Stated task: Filter these entries, keeping only lines that hold the word "widget".

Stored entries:

★ ★ ★

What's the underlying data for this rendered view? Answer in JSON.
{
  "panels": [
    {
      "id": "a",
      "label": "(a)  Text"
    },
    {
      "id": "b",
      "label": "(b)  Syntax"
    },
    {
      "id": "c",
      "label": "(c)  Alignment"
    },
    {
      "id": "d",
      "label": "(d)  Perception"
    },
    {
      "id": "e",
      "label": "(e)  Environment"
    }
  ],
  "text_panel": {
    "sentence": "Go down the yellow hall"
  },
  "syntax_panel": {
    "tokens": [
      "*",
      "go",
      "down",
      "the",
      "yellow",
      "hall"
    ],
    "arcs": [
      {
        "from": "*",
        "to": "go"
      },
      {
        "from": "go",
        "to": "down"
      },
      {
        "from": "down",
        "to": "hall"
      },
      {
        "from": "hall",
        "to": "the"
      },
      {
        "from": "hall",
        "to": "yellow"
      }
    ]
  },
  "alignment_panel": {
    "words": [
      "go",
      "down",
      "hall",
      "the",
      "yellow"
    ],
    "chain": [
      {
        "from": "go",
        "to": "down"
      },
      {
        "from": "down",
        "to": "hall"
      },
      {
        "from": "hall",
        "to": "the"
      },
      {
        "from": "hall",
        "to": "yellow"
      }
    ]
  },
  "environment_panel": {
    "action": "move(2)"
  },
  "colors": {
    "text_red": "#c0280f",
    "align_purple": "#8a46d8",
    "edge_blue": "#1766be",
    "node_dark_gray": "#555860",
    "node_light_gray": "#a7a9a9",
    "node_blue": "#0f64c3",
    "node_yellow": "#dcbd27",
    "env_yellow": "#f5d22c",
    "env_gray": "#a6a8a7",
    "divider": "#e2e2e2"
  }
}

★ ★ ★

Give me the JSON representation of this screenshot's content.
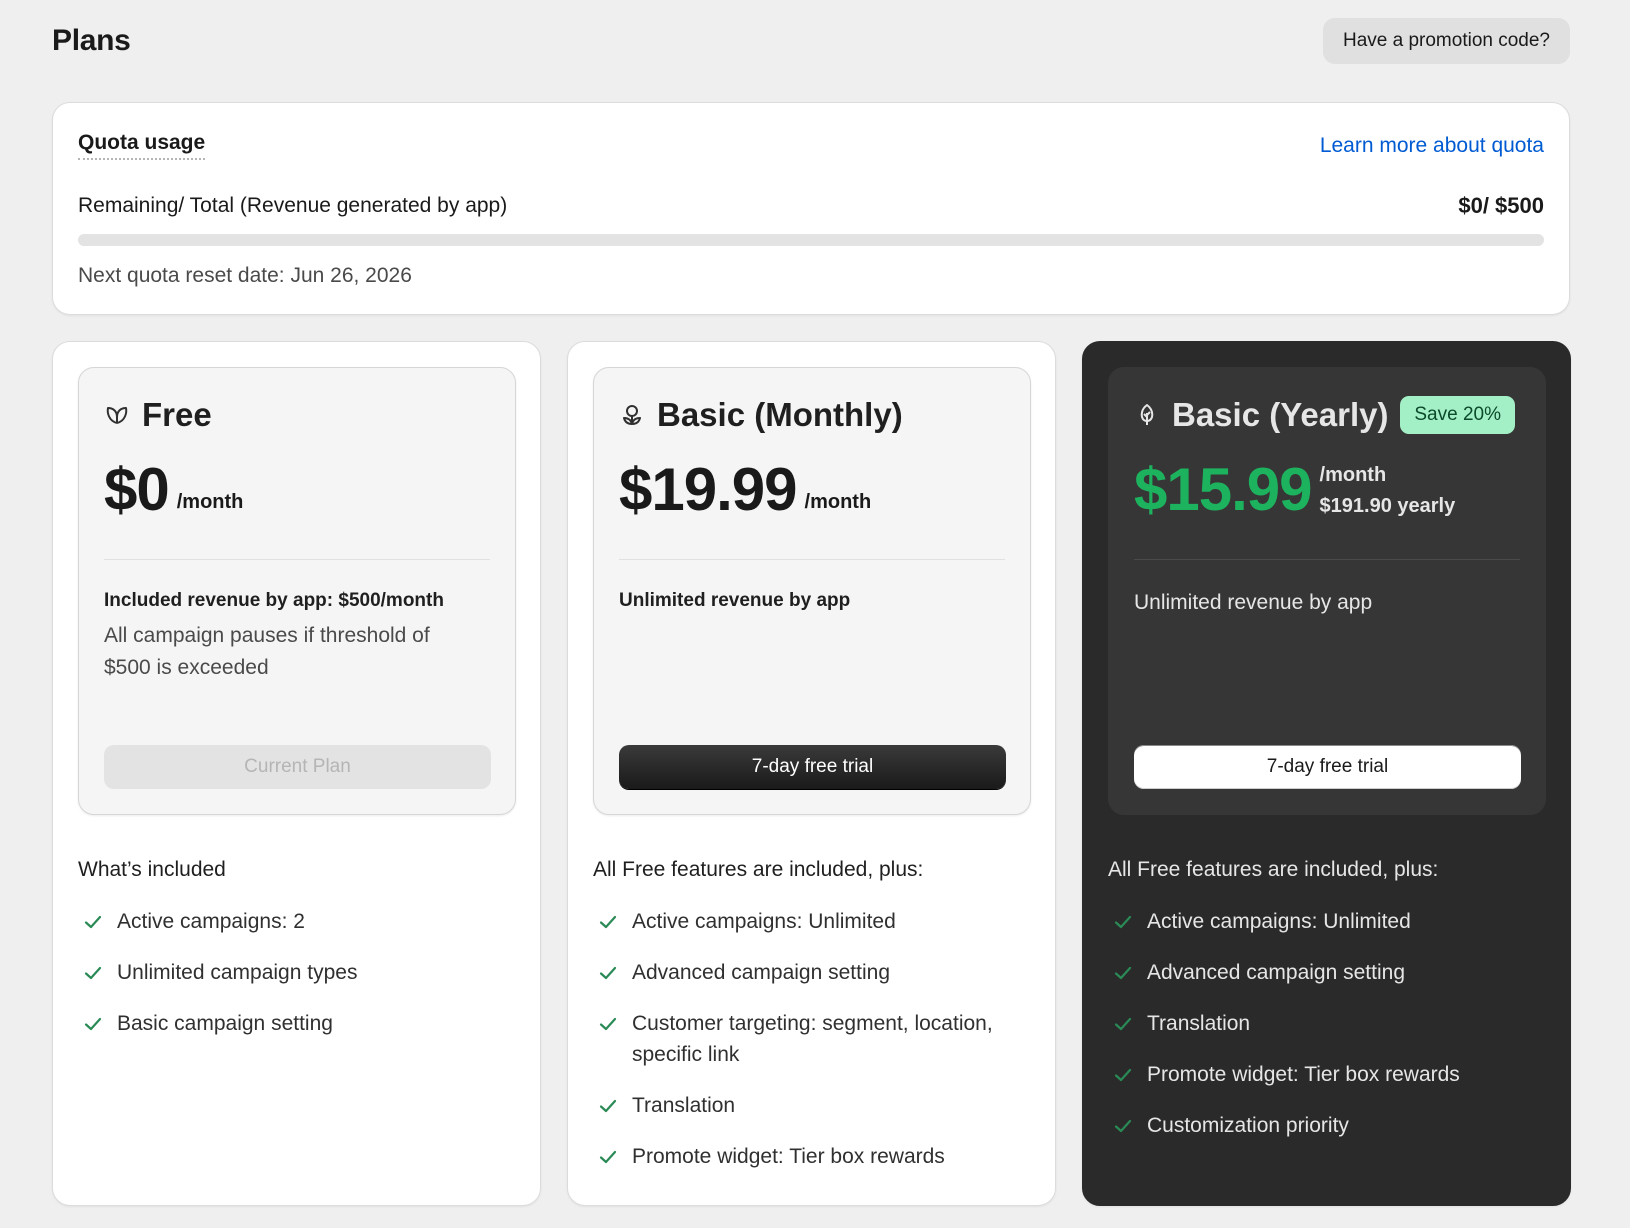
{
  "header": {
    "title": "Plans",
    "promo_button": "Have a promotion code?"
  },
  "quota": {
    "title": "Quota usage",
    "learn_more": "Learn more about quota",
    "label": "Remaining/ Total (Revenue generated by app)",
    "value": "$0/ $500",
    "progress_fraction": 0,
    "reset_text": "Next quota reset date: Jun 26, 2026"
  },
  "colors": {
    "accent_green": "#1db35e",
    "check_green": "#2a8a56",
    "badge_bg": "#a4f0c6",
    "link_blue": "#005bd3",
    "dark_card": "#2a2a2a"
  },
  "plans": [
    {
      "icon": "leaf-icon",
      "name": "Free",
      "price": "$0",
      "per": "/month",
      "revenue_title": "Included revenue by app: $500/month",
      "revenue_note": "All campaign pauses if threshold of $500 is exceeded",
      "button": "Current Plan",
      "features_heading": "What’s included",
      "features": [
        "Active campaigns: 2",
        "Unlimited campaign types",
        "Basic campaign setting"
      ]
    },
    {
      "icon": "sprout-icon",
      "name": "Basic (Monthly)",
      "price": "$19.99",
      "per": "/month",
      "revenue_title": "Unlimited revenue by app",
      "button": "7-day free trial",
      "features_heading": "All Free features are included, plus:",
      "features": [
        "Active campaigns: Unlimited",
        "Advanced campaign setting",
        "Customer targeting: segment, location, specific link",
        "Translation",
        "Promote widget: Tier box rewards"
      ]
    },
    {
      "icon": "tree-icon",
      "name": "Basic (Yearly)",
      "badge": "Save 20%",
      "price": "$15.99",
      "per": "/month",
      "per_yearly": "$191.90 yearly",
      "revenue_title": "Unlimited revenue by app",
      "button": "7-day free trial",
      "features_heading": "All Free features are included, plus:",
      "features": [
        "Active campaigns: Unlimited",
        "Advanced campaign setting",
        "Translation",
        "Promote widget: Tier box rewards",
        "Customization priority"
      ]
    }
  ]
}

★ ★ ★

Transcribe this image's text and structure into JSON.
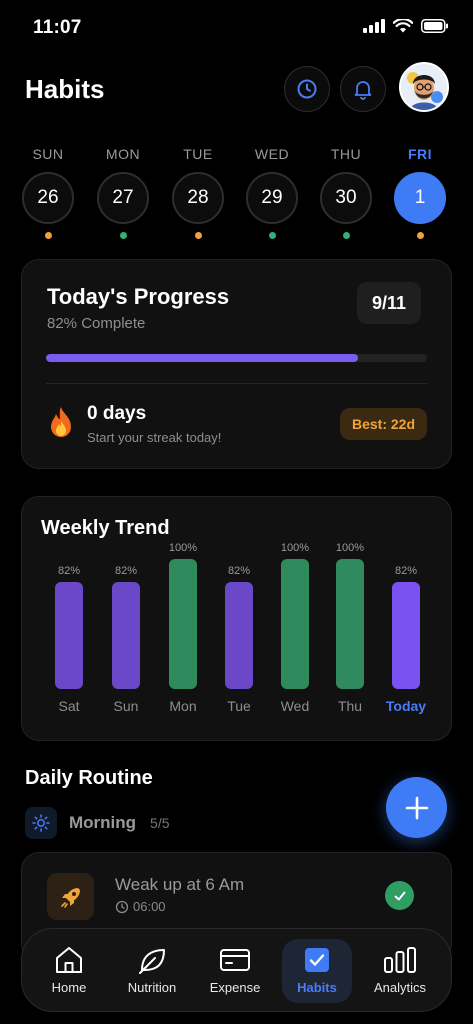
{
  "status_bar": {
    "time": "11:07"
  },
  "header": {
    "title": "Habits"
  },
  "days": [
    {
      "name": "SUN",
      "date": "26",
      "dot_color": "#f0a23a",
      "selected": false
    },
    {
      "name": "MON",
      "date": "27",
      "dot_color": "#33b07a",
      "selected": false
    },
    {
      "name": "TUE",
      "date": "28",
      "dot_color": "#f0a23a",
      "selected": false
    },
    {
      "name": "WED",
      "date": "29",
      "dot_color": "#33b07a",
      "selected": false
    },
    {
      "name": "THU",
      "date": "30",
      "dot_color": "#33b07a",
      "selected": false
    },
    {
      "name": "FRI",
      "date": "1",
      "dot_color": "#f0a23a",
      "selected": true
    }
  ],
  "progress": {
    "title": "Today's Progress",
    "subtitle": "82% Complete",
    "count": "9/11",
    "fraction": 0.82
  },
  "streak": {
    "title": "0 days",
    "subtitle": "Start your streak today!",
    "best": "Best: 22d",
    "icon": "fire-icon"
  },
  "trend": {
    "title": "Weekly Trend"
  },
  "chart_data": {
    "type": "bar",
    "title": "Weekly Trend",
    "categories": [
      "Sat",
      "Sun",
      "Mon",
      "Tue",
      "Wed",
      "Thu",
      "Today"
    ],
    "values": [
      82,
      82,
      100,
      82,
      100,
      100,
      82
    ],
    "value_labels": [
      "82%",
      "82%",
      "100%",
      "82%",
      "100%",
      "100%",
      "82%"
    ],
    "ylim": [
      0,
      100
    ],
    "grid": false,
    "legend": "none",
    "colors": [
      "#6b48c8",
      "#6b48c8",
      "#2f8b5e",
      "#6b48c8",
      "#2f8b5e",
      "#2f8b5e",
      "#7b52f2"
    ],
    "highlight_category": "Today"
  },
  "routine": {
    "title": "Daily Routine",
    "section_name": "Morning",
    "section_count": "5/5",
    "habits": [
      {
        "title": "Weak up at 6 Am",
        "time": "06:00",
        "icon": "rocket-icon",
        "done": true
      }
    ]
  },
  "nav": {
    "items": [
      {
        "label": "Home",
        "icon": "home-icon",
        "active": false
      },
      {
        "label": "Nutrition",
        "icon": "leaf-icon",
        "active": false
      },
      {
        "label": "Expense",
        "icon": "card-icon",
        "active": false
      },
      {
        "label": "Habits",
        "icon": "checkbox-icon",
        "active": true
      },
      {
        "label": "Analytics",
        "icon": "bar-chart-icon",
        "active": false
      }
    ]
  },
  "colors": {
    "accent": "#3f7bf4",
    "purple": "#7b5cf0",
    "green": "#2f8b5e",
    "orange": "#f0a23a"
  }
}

★ ★ ★

Task output:
        "Promote widget: Tier box rewards"
        "Promote widget: Tier box rewards",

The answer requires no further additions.